JOB =>
Report every line from the material that contains the word "bill".

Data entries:
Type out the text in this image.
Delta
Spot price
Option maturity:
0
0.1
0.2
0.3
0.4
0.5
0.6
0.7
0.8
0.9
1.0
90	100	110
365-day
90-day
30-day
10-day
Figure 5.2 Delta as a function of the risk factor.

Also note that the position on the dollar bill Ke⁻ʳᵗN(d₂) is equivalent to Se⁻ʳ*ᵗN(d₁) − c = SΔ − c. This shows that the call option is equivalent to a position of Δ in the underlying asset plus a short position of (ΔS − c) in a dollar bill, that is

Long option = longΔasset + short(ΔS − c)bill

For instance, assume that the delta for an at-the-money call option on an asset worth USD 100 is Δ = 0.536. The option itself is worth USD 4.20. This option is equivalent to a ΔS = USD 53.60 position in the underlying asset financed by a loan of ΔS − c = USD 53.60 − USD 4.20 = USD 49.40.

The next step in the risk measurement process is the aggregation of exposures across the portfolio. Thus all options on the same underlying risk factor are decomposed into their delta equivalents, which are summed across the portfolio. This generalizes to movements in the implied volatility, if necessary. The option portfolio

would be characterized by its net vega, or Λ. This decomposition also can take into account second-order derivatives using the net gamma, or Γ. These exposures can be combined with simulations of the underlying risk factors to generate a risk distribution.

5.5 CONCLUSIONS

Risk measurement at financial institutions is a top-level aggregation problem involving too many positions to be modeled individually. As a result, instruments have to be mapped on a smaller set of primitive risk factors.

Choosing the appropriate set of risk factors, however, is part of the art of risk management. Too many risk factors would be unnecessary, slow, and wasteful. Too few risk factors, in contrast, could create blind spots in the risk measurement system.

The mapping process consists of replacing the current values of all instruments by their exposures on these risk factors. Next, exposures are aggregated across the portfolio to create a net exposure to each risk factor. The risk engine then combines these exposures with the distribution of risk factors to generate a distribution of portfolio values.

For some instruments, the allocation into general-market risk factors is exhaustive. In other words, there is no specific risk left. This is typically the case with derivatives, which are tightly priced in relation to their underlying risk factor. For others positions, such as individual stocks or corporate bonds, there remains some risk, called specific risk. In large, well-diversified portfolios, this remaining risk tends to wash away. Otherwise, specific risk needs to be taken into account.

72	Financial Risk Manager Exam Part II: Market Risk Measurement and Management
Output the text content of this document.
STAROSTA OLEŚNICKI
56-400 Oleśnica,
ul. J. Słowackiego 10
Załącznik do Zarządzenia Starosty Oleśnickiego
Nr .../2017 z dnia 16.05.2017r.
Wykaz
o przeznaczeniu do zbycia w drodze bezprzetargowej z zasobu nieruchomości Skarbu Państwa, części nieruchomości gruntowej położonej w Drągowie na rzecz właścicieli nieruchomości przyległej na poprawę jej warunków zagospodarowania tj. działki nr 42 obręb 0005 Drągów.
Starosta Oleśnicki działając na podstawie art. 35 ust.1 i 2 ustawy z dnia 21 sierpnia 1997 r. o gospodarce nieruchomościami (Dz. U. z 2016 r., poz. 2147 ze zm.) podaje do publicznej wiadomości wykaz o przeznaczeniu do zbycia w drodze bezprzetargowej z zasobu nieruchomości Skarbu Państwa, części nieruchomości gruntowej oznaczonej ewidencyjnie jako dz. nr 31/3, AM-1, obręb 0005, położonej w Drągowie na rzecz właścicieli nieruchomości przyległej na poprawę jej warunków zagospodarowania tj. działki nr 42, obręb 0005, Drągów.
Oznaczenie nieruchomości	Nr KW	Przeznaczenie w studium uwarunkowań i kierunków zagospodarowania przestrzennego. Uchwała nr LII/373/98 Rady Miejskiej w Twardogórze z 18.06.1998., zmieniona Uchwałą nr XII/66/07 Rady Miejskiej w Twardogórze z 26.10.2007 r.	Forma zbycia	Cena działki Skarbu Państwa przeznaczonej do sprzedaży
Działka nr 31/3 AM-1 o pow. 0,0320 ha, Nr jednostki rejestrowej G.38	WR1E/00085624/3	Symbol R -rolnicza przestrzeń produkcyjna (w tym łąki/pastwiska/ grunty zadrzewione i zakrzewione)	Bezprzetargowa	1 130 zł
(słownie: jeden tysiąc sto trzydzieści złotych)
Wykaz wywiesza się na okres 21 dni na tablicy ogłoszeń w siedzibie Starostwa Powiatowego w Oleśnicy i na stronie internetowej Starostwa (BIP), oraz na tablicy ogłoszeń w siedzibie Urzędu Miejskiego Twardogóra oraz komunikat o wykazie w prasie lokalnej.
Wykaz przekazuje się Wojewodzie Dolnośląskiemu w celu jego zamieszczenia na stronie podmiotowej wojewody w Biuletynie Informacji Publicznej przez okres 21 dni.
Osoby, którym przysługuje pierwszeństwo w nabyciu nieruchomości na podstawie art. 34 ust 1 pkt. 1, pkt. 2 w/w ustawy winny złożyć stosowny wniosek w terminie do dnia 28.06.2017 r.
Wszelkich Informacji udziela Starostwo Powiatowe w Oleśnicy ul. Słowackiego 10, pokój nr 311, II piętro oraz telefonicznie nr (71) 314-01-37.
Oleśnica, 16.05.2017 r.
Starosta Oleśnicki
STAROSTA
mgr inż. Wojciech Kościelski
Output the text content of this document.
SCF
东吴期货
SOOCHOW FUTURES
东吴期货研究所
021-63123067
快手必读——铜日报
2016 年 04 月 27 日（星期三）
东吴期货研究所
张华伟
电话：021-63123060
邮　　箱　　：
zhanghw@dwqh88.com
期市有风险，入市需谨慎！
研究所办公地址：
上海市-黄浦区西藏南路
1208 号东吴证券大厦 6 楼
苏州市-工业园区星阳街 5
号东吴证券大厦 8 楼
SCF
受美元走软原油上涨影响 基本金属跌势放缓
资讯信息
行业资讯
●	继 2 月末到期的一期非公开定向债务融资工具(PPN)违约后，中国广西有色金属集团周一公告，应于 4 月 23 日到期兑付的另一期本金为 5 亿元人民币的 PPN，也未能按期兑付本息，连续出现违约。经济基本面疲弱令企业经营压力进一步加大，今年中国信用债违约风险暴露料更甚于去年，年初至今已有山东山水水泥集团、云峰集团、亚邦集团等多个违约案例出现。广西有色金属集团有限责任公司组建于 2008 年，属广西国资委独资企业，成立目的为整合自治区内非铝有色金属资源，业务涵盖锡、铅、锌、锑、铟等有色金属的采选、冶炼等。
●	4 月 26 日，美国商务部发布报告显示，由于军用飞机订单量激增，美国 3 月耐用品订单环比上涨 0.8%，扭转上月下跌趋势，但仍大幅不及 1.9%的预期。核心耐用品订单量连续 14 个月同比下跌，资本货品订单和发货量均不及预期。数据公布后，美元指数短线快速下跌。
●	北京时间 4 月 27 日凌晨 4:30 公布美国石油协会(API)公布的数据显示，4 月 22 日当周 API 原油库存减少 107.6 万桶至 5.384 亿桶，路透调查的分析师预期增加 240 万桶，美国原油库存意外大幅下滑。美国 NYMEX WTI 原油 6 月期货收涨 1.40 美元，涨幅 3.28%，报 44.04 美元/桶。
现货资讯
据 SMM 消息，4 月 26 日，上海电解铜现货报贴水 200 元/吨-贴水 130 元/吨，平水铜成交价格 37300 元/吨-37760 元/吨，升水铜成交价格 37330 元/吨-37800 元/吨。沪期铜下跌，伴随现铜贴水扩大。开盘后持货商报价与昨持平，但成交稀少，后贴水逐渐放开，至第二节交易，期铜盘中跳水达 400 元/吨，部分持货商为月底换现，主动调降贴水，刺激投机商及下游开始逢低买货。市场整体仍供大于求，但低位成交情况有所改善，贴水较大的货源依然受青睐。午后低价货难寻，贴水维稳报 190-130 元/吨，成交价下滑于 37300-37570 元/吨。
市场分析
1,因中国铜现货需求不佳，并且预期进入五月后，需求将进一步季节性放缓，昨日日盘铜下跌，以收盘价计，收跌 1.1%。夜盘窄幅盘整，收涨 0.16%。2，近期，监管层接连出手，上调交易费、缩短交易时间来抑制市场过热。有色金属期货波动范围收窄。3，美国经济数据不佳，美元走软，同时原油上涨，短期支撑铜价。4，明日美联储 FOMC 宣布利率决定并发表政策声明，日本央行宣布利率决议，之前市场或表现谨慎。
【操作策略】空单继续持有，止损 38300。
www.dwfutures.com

ANSWER TO THIS TASK =>
Also note that the position on the dollar bill Ke⁻ʳᵗN(d₂) is equivalent to Se⁻ʳ*ᵗN(d₁) − c = SΔ − c. This shows that the call option is equivalent to a position of Δ in the underlying asset plus a short position of (ΔS − c) in a dollar bill, that is
Long option = longΔasset + short(ΔS − c)bill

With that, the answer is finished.